▸ Given data
-.-.-
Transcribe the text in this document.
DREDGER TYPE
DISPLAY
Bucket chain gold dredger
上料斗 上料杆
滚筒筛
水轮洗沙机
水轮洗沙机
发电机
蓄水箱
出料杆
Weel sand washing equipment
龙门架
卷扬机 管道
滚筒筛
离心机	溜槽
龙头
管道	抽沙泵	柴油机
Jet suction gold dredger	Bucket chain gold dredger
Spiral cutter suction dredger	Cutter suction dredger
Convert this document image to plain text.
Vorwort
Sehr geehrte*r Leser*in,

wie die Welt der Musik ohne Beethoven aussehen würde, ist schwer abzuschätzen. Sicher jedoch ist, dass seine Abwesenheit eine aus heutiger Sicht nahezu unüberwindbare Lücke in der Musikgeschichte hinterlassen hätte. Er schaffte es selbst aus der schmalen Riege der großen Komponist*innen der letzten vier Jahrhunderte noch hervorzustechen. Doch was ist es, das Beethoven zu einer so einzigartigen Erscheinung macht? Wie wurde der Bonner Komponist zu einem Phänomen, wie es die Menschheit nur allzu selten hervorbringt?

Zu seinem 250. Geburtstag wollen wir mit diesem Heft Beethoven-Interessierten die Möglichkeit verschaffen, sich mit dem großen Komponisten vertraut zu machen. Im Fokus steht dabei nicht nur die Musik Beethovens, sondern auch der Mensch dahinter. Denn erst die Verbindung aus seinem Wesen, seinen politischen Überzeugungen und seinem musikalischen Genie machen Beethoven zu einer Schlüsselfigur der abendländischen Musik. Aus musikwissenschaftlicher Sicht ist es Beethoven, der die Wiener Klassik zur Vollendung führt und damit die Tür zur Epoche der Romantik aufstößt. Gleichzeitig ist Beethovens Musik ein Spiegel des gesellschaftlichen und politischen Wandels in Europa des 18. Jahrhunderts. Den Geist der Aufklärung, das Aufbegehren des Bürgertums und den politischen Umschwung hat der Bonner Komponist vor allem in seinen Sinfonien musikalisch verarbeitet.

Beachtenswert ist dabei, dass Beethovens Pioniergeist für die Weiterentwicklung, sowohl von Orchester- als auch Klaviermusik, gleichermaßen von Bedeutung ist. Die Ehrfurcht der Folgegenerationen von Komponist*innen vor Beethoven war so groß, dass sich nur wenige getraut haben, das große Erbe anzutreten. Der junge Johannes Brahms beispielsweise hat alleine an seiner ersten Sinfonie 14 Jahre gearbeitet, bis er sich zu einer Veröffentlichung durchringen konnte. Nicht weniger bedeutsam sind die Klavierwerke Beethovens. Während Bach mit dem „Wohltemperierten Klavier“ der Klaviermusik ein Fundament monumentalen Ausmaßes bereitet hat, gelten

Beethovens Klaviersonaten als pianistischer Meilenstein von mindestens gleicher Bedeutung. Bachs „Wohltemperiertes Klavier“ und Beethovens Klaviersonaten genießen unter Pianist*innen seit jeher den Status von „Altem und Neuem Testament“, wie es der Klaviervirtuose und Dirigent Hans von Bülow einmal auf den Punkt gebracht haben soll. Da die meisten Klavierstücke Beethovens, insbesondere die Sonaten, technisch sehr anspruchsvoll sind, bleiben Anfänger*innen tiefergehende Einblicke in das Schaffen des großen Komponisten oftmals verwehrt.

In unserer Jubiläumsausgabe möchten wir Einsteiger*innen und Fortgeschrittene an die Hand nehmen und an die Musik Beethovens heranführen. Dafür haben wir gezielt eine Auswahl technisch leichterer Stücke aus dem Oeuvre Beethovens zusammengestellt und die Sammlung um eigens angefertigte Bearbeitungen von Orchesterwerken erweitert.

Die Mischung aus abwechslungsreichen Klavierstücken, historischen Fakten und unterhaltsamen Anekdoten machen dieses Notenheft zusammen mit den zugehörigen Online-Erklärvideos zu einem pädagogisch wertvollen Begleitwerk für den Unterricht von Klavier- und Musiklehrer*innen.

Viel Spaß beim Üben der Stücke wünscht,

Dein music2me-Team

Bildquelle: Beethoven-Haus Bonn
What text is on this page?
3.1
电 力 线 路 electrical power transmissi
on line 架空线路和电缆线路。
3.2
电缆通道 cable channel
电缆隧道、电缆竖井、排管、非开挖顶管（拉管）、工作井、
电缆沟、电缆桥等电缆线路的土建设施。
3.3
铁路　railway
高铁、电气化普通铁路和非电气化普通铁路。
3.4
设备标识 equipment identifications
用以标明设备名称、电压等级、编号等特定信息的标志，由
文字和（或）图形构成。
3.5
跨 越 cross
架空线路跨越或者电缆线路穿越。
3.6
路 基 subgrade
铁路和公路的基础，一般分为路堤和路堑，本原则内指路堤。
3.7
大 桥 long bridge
-.-.-
▸ Do this
Print the material above once more, exactly.

▸ Answer to this exercise
Transcribe the text in this document.
DREDGER TYPE
DISPLAY
Bucket chain gold dredger
上料斗 上料杆
滚筒筛
水轮洗沙机
水轮洗沙机
发电机
蓄水箱
出料杆
Weel sand washing equipment
龙门架
卷扬机 管道
滚筒筛
离心机	溜槽
龙头
管道	抽沙泵	柴油机
Jet suction gold dredger	Bucket chain gold dredger
Spiral cutter suction dredger	Cutter suction dredger
Convert this document image to plain text.
Vorwort
Sehr geehrte*r Leser*in,

wie die Welt der Musik ohne Beethoven aussehen würde, ist schwer abzuschätzen. Sicher jedoch ist, dass seine Abwesenheit eine aus heutiger Sicht nahezu unüberwindbare Lücke in der Musikgeschichte hinterlassen hätte. Er schaffte es selbst aus der schmalen Riege der großen Komponist*innen der letzten vier Jahrhunderte noch hervorzustechen. Doch was ist es, das Beethoven zu einer so einzigartigen Erscheinung macht? Wie wurde der Bonner Komponist zu einem Phänomen, wie es die Menschheit nur allzu selten hervorbringt?

Zu seinem 250. Geburtstag wollen wir mit diesem Heft Beethoven-Interessierten die Möglichkeit verschaffen, sich mit dem großen Komponisten vertraut zu machen. Im Fokus steht dabei nicht nur die Musik Beethovens, sondern auch der Mensch dahinter. Denn erst die Verbindung aus seinem Wesen, seinen politischen Überzeugungen und seinem musikalischen Genie machen Beethoven zu einer Schlüsselfigur der abendländischen Musik. Aus musikwissenschaftlicher Sicht ist es Beethoven, der die Wiener Klassik zur Vollendung führt und damit die Tür zur Epoche der Romantik aufstößt. Gleichzeitig ist Beethovens Musik ein Spiegel des gesellschaftlichen und politischen Wandels in Europa des 18. Jahrhunderts. Den Geist der Aufklärung, das Aufbegehren des Bürgertums und den politischen Umschwung hat der Bonner Komponist vor allem in seinen Sinfonien musikalisch verarbeitet.

Beachtenswert ist dabei, dass Beethovens Pioniergeist für die Weiterentwicklung, sowohl von Orchester- als auch Klaviermusik, gleichermaßen von Bedeutung ist. Die Ehrfurcht der Folgegenerationen von Komponist*innen vor Beethoven war so groß, dass sich nur wenige getraut haben, das große Erbe anzutreten. Der junge Johannes Brahms beispielsweise hat alleine an seiner ersten Sinfonie 14 Jahre gearbeitet, bis er sich zu einer Veröffentlichung durchringen konnte. Nicht weniger bedeutsam sind die Klavierwerke Beethovens. Während Bach mit dem „Wohltemperierten Klavier“ der Klaviermusik ein Fundament monumentalen Ausmaßes bereitet hat, gelten

Beethovens Klaviersonaten als pianistischer Meilenstein von mindestens gleicher Bedeutung. Bachs „Wohltemperiertes Klavier“ und Beethovens Klaviersonaten genießen unter Pianist*innen seit jeher den Status von „Altem und Neuem Testament“, wie es der Klaviervirtuose und Dirigent Hans von Bülow einmal auf den Punkt gebracht haben soll. Da die meisten Klavierstücke Beethovens, insbesondere die Sonaten, technisch sehr anspruchsvoll sind, bleiben Anfänger*innen tiefergehende Einblicke in das Schaffen des großen Komponisten oftmals verwehrt.

In unserer Jubiläumsausgabe möchten wir Einsteiger*innen und Fortgeschrittene an die Hand nehmen und an die Musik Beethovens heranführen. Dafür haben wir gezielt eine Auswahl technisch leichterer Stücke aus dem Oeuvre Beethovens zusammengestellt und die Sammlung um eigens angefertigte Bearbeitungen von Orchesterwerken erweitert.

Die Mischung aus abwechslungsreichen Klavierstücken, historischen Fakten und unterhaltsamen Anekdoten machen dieses Notenheft zusammen mit den zugehörigen Online-Erklärvideos zu einem pädagogisch wertvollen Begleitwerk für den Unterricht von Klavier- und Musiklehrer*innen.

Viel Spaß beim Üben der Stücke wünscht,

Dein music2me-Team

Bildquelle: Beethoven-Haus Bonn
What text is on this page?
3.1
电 力 线 路 electrical power transmissi
on line 架空线路和电缆线路。
3.2
电缆通道 cable channel
电缆隧道、电缆竖井、排管、非开挖顶管（拉管）、工作井、
电缆沟、电缆桥等电缆线路的土建设施。
3.3
铁路　railway
高铁、电气化普通铁路和非电气化普通铁路。
3.4
设备标识 equipment identifications
用以标明设备名称、电压等级、编号等特定信息的标志，由
文字和（或）图形构成。
3.5
跨 越 cross
架空线路跨越或者电缆线路穿越。
3.6
路 基 subgrade
铁路和公路的基础，一般分为路堤和路堑，本原则内指路堤。
3.7
大 桥 long bridge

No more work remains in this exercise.